::: TASK INPUTS
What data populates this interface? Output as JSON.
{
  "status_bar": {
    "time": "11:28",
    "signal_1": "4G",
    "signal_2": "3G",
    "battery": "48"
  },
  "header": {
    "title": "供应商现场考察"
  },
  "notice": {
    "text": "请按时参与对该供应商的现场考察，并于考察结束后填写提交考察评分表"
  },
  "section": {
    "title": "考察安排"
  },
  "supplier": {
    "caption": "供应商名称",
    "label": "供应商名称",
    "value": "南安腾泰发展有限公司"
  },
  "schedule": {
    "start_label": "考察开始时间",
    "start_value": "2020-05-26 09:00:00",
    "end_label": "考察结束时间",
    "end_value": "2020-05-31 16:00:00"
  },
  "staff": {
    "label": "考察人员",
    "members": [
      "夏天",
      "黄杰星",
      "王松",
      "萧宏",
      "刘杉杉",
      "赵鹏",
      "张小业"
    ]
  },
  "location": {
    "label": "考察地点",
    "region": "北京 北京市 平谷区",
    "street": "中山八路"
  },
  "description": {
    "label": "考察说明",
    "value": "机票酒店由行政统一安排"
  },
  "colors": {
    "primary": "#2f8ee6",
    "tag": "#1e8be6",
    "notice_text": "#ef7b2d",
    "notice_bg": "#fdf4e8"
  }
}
::::::
::: TASK INPUTS
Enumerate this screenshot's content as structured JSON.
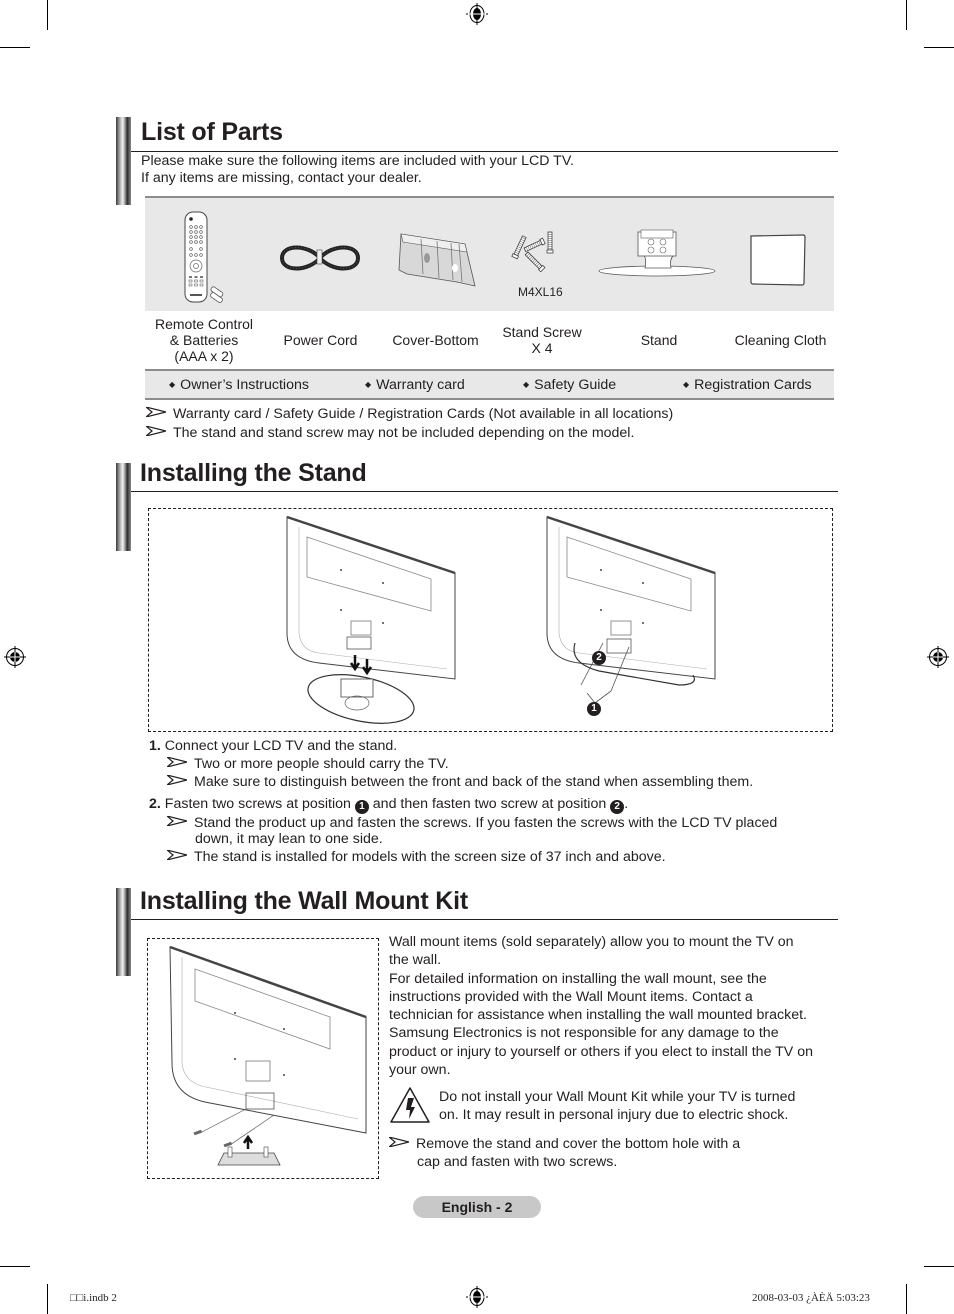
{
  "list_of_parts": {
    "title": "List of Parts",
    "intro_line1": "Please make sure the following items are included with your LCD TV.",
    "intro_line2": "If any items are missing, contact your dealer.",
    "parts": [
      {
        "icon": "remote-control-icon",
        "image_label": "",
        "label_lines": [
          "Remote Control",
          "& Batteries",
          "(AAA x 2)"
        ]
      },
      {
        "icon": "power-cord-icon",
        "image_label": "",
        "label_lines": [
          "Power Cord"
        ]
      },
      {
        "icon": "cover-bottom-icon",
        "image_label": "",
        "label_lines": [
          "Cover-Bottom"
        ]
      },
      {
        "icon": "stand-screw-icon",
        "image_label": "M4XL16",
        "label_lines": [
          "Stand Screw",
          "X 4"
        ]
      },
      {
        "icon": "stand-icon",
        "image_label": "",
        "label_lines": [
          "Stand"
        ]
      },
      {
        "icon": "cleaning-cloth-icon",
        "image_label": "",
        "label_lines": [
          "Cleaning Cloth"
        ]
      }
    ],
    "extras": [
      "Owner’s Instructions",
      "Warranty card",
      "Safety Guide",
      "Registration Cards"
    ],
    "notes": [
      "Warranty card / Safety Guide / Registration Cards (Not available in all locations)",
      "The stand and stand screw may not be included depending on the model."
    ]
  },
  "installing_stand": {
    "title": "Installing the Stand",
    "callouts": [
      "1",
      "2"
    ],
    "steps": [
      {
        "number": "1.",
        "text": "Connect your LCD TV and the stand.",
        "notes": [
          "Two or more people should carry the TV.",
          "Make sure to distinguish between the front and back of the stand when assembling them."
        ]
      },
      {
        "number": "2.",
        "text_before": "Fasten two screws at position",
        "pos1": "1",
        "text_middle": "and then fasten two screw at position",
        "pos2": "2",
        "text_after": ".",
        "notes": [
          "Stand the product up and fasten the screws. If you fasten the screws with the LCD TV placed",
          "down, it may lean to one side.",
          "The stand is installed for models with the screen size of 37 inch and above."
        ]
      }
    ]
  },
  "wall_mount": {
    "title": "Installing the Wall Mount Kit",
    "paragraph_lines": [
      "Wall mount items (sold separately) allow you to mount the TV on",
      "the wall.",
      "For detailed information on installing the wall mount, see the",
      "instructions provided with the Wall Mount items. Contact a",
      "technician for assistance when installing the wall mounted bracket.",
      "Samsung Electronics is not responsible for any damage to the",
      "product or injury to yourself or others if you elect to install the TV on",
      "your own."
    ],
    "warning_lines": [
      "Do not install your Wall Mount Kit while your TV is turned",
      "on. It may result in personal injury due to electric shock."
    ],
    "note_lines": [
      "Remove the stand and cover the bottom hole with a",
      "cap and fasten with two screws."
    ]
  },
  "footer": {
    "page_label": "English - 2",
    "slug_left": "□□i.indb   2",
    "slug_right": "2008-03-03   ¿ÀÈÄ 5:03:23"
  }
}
::::::
What is the number of lines in the data that hold the word "when"? Reply with that number and nothing else.

2